## [Given request]
Images embedded in the records are excluded; print everything else exactly as given.
====================
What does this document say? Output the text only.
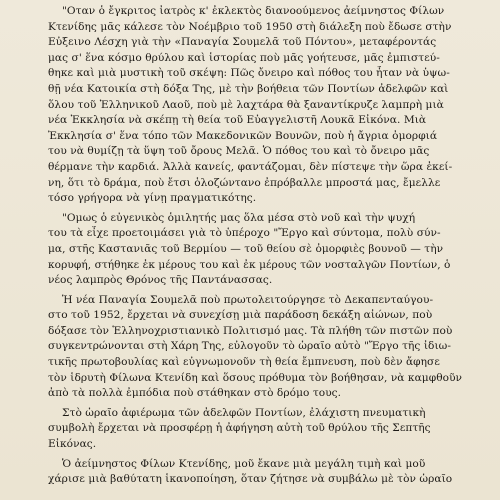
"Οταν ὁ ἔγκριτος ἰατρὸς κ' ἐκλεκτὸς διανοούμενος ἀείμνηστος Φίλων
Κτενίδης μᾶς κάλεσε τὸν Νοέμβριο τοῦ 1950 στὴ διάλεξη ποὺ ἔδωσε στὴν
Εὐξεινο Λέσχη γιὰ τὴν «Παναγία Σουμελᾶ τοῦ Πόντου», μεταφέροντάς
μας σ' ἕνα κόσμο θρύλου καὶ ἱστορίας ποὺ μᾶς γοήτευσε, μᾶς ἐμπιστεύ-
θηκε καὶ μιὰ μυστικὴ τοῦ σκέψη: Πῶς ὄνειρο καὶ πόθος του ἦταν νὰ ὑψω-
θῇ νέα Κατοικία στὴ δόξα Της, μὲ τὴν βοήθεια τῶν Ποντίων ἀδελφῶν καὶ
ὅλου τοῦ Ἑλληνικοῦ Λαοῦ, ποὺ μὲ λαχτάρα θὰ ξαναντίκρυζε λαμπρὴ μιὰ
νέα Ἐκκλησία νὰ σκέπῃ τὴ θεία τοῦ Εὐαγγελιστῆ Λουκᾶ Εἰκόνα. Μιὰ
Ἐκκλησία σ' ἕνα τόπο τῶν Μακεδονικῶν Βουνῶν, ποὺ ἡ ἄγρια ὀμορφιά
του νὰ θυμίζῃ τὰ ὕψη τοῦ ὄρους Μελᾶ. Ὁ πόθος του καὶ τὸ ὄνειρο μᾶς
θέρμανε τὴν καρδιά. Ἀλλὰ κανείς, φαντάζομαι, δὲν πίστεψε τὴν ὥρα ἐκεί-
νη, ὅτι τὸ δράμα, ποὺ ἔτσι ὁλοζώντανο ἐπρόβαλλε μπροστά μας, ἔμελλε
τόσο γρήγορα νὰ γίνῃ πραγματικότης.
"Ομως ὁ εὐγενικὸς ὁμιλητής μας ὅλα μέσα στὸ νοῦ καὶ τὴν ψυχή
του τὰ εἶχε προετοιμάσει γιὰ τὸ ὑπέροχο "Ἔργο καὶ σύντομα, πολὺ σύν-
μα, στῆς Καστανιᾶς τοῦ Βερμίου — τοῦ θείου σὲ ὀμορφιὲς βουνοῦ — τὴν
κορυφή, στήθηκε ἐκ μέρους του καὶ ἐκ μέρους τῶν νοσταλγῶν Ποντίων, ὁ
νέος λαμπρὸς Θρόνος τῆς Παντάνασσας.
Ἡ νέα Παναγία Σουμελᾶ ποὺ πρωτολειτούργησε τὸ Δεκαπενταύγου-
στο τοῦ 1952, ἔρχεται νὰ συνεχίσῃ μιὰ παράδοση δεκάξη αἰώνων, ποὺ
δόξασε τὸν Ἑλληνοχριστιανικὸ Πολιτισμό μας. Τὰ πλήθη τῶν πιστῶν ποὺ
συγκεντρώνονται στὴ Χάρη Της, εὐλογοῦν τὸ ὡραῖο αὐτὸ "Ἔργο τῆς ἰδιω-
τικῆς πρωτοβουλίας καὶ εὐγνωμονοῦν τὴ θεία ἔμπνευση, ποὺ δὲν ἄφησε
τὸν ἱδρυτὴ Φίλωνα Κτενίδη καὶ ὅσους πρόθυμα τὸν βοήθησαν, νὰ καμφθοῦν
ἀπὸ τὰ πολλὰ ἐμπόδια ποὺ στάθηκαν στὸ δρόμο τους.
Στὸ ὡραῖο ἀφιέρωμα τῶν ἀδελφῶν Ποντίων, ἐλάχιστη πνευματικὴ
συμβολὴ ἔρχεται νὰ προσφέρῃ ἡ ἀφήγηση αὐτὴ τοῦ θρύλου τῆς Σεπτῆς
Εἰκόνας.
Ὁ ἀείμνηστος Φίλων Κτενίδης, μοῦ ἔκανε μιὰ μεγάλη τιμὴ καὶ μοῦ
χάρισε μιὰ βαθύτατη ἱκανοποίηση, ὅταν ζήτησε νὰ συμβάλω μὲ τὸν ὡραῖο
====================
## [Task output]
What does this document say? Output the text only.
"Οταν ὁ ἔγκριτος ἰατρὸς κ' ἐκλεκτὸς διανοούμενος ἀείμνηστος Φίλων
Κτενίδης μᾶς κάλεσε τὸν Νοέμβριο τοῦ 1950 στὴ διάλεξη ποὺ ἔδωσε στὴν
Εὐξεινο Λέσχη γιὰ τὴν «Παναγία Σουμελᾶ τοῦ Πόντου», μεταφέροντάς
μας σ' ἕνα κόσμο θρύλου καὶ ἱστορίας ποὺ μᾶς γοήτευσε, μᾶς ἐμπιστεύ-
θηκε καὶ μιὰ μυστικὴ τοῦ σκέψη: Πῶς ὄνειρο καὶ πόθος του ἦταν νὰ ὑψω-
θῇ νέα Κατοικία στὴ δόξα Της, μὲ τὴν βοήθεια τῶν Ποντίων ἀδελφῶν καὶ
ὅλου τοῦ Ἑλληνικοῦ Λαοῦ, ποὺ μὲ λαχτάρα θὰ ξαναντίκρυζε λαμπρὴ μιὰ
νέα Ἐκκλησία νὰ σκέπῃ τὴ θεία τοῦ Εὐαγγελιστῆ Λουκᾶ Εἰκόνα. Μιὰ
Ἐκκλησία σ' ἕνα τόπο τῶν Μακεδονικῶν Βουνῶν, ποὺ ἡ ἄγρια ὀμορφιά
του νὰ θυμίζῃ τὰ ὕψη τοῦ ὄρους Μελᾶ. Ὁ πόθος του καὶ τὸ ὄνειρο μᾶς
θέρμανε τὴν καρδιά. Ἀλλὰ κανείς, φαντάζομαι, δὲν πίστεψε τὴν ὥρα ἐκεί-
νη, ὅτι τὸ δράμα, ποὺ ἔτσι ὁλοζώντανο ἐπρόβαλλε μπροστά μας, ἔμελλε
τόσο γρήγορα νὰ γίνῃ πραγματικότης.
"Ομως ὁ εὐγενικὸς ὁμιλητής μας ὅλα μέσα στὸ νοῦ καὶ τὴν ψυχή
του τὰ εἶχε προετοιμάσει γιὰ τὸ ὑπέροχο "Ἔργο καὶ σύντομα, πολὺ σύν-
μα, στῆς Καστανιᾶς τοῦ Βερμίου — τοῦ θείου σὲ ὀμορφιὲς βουνοῦ — τὴν
κορυφή, στήθηκε ἐκ μέρους του καὶ ἐκ μέρους τῶν νοσταλγῶν Ποντίων, ὁ
νέος λαμπρὸς Θρόνος τῆς Παντάνασσας.
Ἡ νέα Παναγία Σουμελᾶ ποὺ πρωτολειτούργησε τὸ Δεκαπενταύγου-
στο τοῦ 1952, ἔρχεται νὰ συνεχίσῃ μιὰ παράδοση δεκάξη αἰώνων, ποὺ
δόξασε τὸν Ἑλληνοχριστιανικὸ Πολιτισμό μας. Τὰ πλήθη τῶν πιστῶν ποὺ
συγκεντρώνονται στὴ Χάρη Της, εὐλογοῦν τὸ ὡραῖο αὐτὸ "Ἔργο τῆς ἰδιω-
τικῆς πρωτοβουλίας καὶ εὐγνωμονοῦν τὴ θεία ἔμπνευση, ποὺ δὲν ἄφησε
τὸν ἱδρυτὴ Φίλωνα Κτενίδη καὶ ὅσους πρόθυμα τὸν βοήθησαν, νὰ καμφθοῦν
ἀπὸ τὰ πολλὰ ἐμπόδια ποὺ στάθηκαν στὸ δρόμο τους.
Στὸ ὡραῖο ἀφιέρωμα τῶν ἀδελφῶν Ποντίων, ἐλάχιστη πνευματικὴ
συμβολὴ ἔρχεται νὰ προσφέρῃ ἡ ἀφήγηση αὐτὴ τοῦ θρύλου τῆς Σεπτῆς
Εἰκόνας.
Ὁ ἀείμνηστος Φίλων Κτενίδης, μοῦ ἔκανε μιὰ μεγάλη τιμὴ καὶ μοῦ
χάρισε μιὰ βαθύτατη ἱκανοποίηση, ὅταν ζήτησε νὰ συμβάλω μὲ τὸν ὡραῖο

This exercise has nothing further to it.